■ Description of the task
Filter these entries so that only lines with the word "forslag" remain.
****************************************
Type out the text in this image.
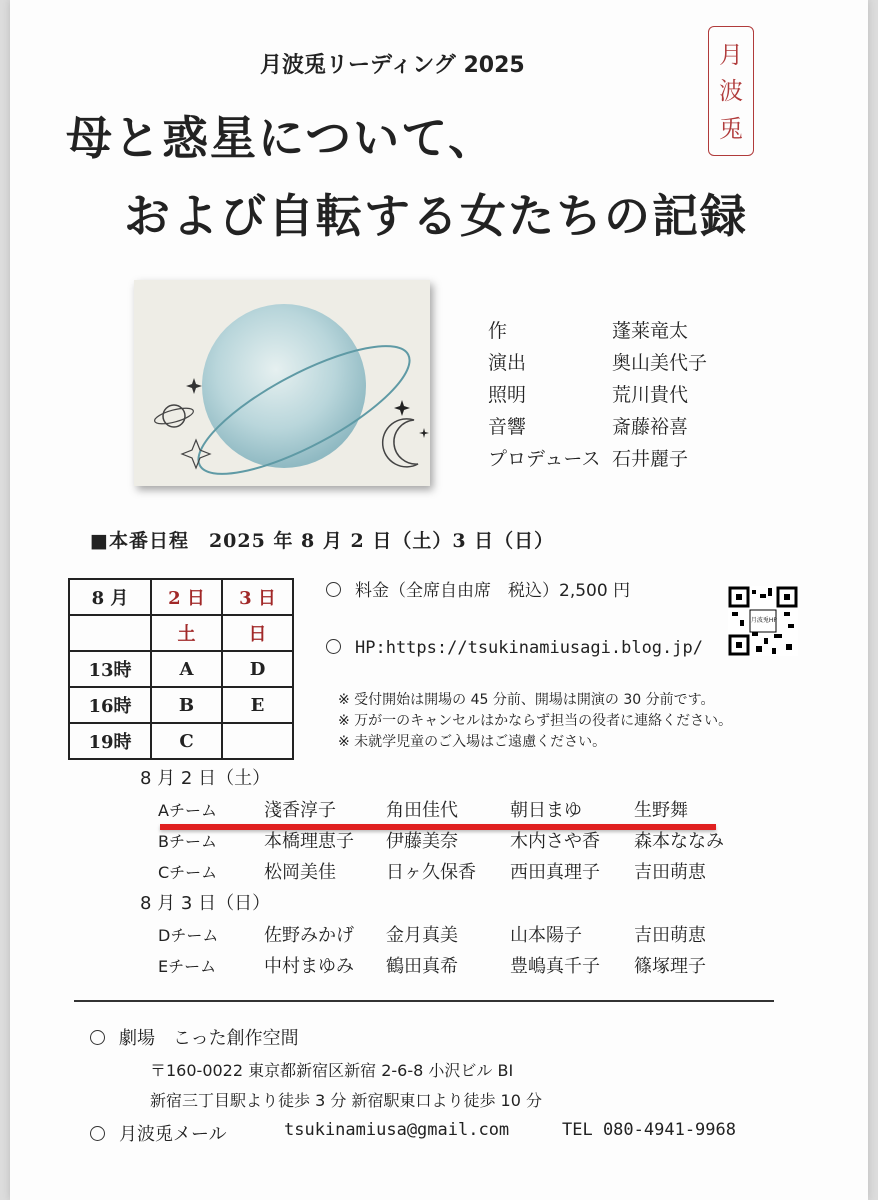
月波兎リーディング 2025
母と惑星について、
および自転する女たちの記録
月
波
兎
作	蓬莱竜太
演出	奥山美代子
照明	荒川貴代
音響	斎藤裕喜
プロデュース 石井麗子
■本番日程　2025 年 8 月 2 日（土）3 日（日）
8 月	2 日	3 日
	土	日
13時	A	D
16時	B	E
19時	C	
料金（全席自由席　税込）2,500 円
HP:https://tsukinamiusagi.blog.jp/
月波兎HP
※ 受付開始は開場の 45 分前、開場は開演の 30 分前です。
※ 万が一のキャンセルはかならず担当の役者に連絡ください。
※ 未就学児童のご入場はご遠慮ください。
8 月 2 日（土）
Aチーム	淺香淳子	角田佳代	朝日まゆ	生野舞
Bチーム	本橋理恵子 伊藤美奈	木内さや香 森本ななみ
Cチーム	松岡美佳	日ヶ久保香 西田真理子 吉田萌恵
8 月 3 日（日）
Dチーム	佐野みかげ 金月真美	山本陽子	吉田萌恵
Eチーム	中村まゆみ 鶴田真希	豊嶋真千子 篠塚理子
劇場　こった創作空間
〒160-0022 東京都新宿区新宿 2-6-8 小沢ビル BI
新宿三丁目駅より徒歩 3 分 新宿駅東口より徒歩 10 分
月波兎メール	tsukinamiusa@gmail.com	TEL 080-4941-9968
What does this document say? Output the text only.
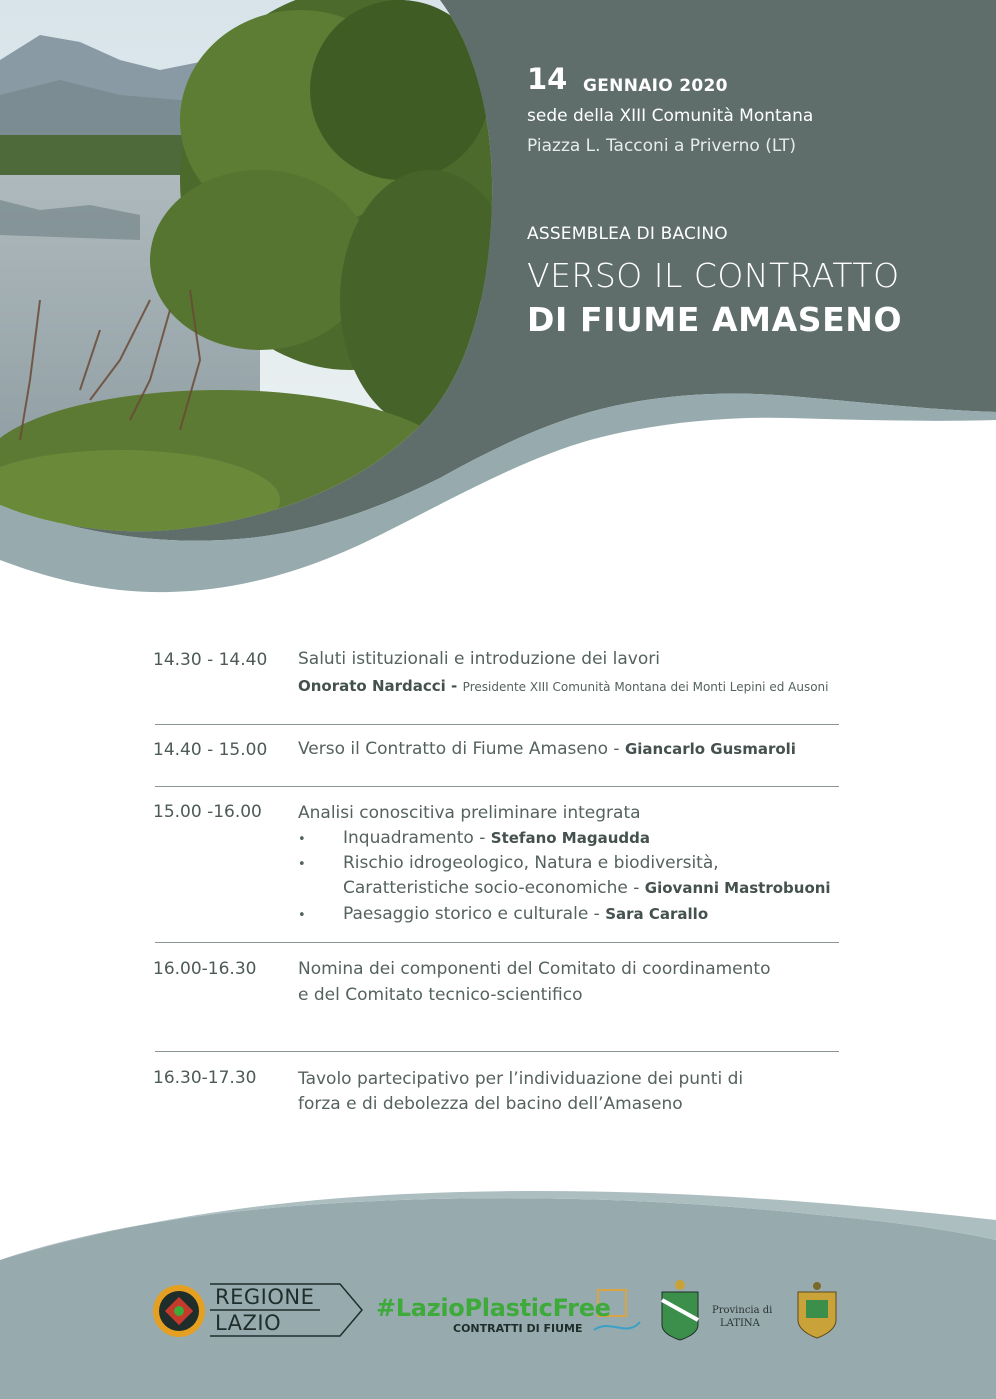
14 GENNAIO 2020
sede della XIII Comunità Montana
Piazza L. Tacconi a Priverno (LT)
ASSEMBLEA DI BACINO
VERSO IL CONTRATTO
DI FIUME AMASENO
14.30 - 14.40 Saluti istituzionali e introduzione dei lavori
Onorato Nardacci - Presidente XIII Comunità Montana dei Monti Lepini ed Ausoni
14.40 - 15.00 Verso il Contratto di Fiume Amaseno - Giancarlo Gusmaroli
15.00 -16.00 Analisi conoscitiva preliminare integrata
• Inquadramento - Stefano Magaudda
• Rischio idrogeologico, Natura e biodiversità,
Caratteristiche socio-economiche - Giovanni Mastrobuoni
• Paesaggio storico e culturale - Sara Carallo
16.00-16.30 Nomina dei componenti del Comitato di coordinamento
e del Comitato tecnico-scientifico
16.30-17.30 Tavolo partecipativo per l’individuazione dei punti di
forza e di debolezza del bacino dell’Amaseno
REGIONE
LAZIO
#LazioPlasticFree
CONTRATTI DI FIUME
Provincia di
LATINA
****************************************
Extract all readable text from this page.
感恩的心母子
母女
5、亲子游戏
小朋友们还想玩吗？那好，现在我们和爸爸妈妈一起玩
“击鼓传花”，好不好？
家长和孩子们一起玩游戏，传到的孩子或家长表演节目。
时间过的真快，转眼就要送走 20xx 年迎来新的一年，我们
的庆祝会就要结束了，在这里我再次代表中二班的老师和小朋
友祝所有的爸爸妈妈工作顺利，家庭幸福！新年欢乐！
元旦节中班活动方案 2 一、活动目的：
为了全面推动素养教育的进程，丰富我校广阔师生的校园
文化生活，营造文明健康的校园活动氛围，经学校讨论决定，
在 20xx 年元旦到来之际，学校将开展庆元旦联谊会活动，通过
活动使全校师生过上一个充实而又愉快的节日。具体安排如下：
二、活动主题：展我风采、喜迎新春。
****************************************
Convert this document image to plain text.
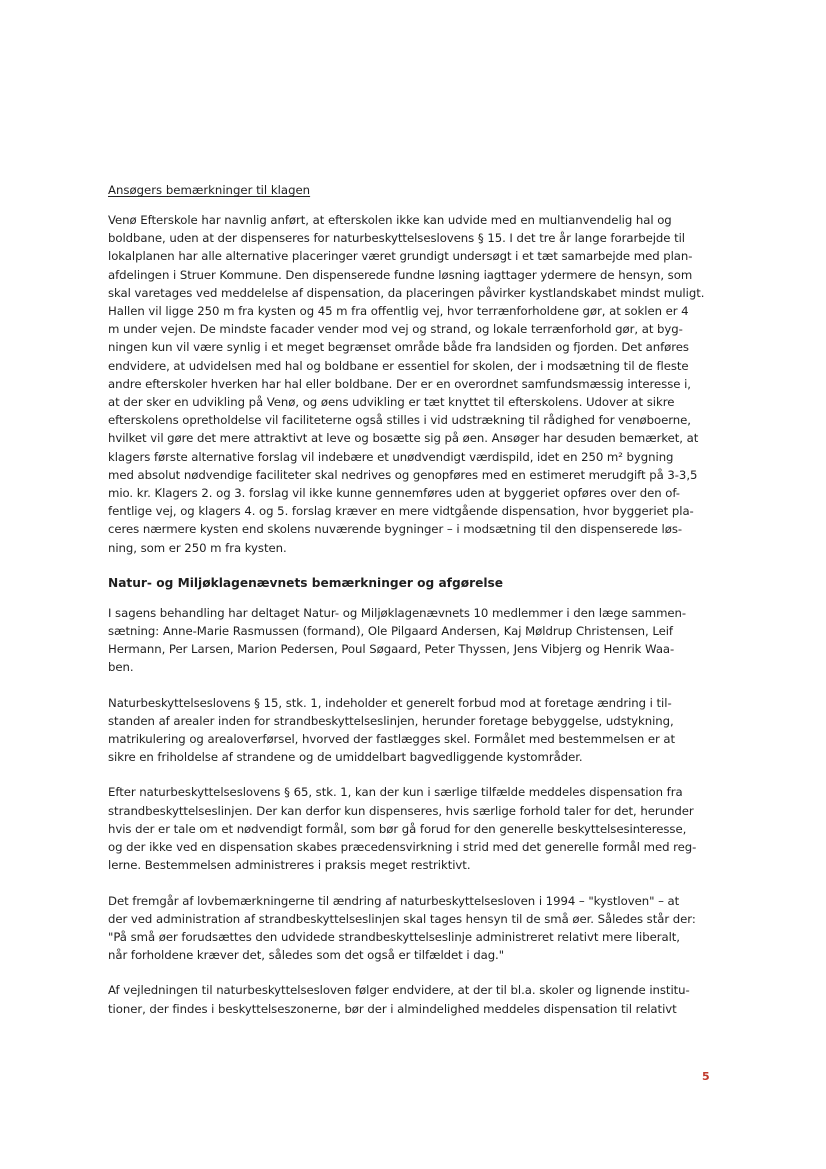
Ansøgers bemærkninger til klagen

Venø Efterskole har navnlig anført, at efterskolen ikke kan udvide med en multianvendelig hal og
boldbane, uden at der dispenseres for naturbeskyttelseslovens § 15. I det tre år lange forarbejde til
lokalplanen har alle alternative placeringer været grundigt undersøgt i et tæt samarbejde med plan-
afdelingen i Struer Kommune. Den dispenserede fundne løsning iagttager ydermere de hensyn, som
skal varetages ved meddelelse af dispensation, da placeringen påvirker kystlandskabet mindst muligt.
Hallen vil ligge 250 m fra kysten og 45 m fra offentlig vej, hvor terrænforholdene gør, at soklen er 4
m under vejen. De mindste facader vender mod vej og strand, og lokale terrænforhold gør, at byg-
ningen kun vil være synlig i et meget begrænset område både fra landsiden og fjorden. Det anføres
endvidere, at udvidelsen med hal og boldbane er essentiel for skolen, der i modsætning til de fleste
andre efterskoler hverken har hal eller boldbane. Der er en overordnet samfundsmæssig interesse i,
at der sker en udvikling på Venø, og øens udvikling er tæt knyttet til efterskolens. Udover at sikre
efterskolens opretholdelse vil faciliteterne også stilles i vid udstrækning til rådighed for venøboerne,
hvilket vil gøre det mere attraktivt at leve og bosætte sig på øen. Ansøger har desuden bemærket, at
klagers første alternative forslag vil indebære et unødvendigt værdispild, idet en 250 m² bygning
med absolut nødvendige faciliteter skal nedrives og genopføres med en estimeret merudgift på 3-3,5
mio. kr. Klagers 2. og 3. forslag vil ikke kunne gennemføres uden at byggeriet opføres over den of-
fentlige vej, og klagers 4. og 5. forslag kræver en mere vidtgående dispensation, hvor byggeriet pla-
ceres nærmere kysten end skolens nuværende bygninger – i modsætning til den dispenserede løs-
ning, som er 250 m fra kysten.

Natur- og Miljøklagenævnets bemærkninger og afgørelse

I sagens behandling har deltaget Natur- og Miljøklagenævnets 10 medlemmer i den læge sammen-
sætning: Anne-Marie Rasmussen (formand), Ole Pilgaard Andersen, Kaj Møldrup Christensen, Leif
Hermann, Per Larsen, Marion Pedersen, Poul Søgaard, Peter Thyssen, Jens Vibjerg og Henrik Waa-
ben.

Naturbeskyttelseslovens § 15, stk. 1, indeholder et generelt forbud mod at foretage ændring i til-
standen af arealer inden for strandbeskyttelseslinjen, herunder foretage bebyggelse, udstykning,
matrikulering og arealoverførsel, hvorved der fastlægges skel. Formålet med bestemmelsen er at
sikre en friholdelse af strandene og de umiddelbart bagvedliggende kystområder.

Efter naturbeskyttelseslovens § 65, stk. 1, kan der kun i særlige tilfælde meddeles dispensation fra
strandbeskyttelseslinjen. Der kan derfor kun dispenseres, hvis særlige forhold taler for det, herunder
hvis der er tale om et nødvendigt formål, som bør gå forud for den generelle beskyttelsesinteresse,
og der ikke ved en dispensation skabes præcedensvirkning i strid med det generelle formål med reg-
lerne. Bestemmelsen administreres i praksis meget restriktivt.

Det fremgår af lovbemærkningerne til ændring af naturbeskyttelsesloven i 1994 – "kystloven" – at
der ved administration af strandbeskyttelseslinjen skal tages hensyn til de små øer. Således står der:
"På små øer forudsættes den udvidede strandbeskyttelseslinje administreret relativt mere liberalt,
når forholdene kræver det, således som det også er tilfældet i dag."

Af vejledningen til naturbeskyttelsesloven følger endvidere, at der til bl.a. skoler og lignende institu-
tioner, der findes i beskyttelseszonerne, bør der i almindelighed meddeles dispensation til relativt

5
****************************************
■ Exercise output
klagers første alternative forslag vil indebære et unødvendigt værdispild, idet en 250 m² bygning
mio. kr. Klagers 2. og 3. forslag vil ikke kunne gennemføres uden at byggeriet opføres over den of-
fentlige vej, og klagers 4. og 5. forslag kræver en mere vidtgående dispensation, hvor byggeriet pla-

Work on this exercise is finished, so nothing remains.